▶ [RECORDS PROVIDED]:
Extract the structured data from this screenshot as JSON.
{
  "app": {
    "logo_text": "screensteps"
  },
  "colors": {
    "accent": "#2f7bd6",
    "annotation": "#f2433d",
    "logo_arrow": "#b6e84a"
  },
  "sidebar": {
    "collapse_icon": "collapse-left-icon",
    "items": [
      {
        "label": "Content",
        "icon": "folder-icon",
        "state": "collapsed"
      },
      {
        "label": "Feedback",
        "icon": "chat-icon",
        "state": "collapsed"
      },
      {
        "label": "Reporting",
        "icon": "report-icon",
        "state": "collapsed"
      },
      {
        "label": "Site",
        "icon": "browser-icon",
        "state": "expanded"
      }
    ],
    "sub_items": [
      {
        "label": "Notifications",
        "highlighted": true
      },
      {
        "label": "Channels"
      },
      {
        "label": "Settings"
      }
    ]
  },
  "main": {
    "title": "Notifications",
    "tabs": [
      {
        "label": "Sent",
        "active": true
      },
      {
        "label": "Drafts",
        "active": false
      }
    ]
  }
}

▶ [WHAT THE TASK REQUIRES]: From the preceding material, extract every line exactly.

▶ [ANSWER TO THE PROBLEM]:
Extract the structured data from this screenshot as JSON.
{
  "app": {
    "logo_text": "screensteps"
  },
  "colors": {
    "accent": "#2f7bd6",
    "annotation": "#f2433d",
    "logo_arrow": "#b6e84a"
  },
  "sidebar": {
    "collapse_icon": "collapse-left-icon",
    "items": [
      {
        "label": "Content",
        "icon": "folder-icon",
        "state": "collapsed"
      },
      {
        "label": "Feedback",
        "icon": "chat-icon",
        "state": "collapsed"
      },
      {
        "label": "Reporting",
        "icon": "report-icon",
        "state": "collapsed"
      },
      {
        "label": "Site",
        "icon": "browser-icon",
        "state": "expanded"
      }
    ],
    "sub_items": [
      {
        "label": "Notifications",
        "highlighted": true
      },
      {
        "label": "Channels"
      },
      {
        "label": "Settings"
      }
    ]
  },
  "main": {
    "title": "Notifications",
    "tabs": [
      {
        "label": "Sent",
        "active": true
      },
      {
        "label": "Drafts",
        "active": false
      }
    ]
  }
}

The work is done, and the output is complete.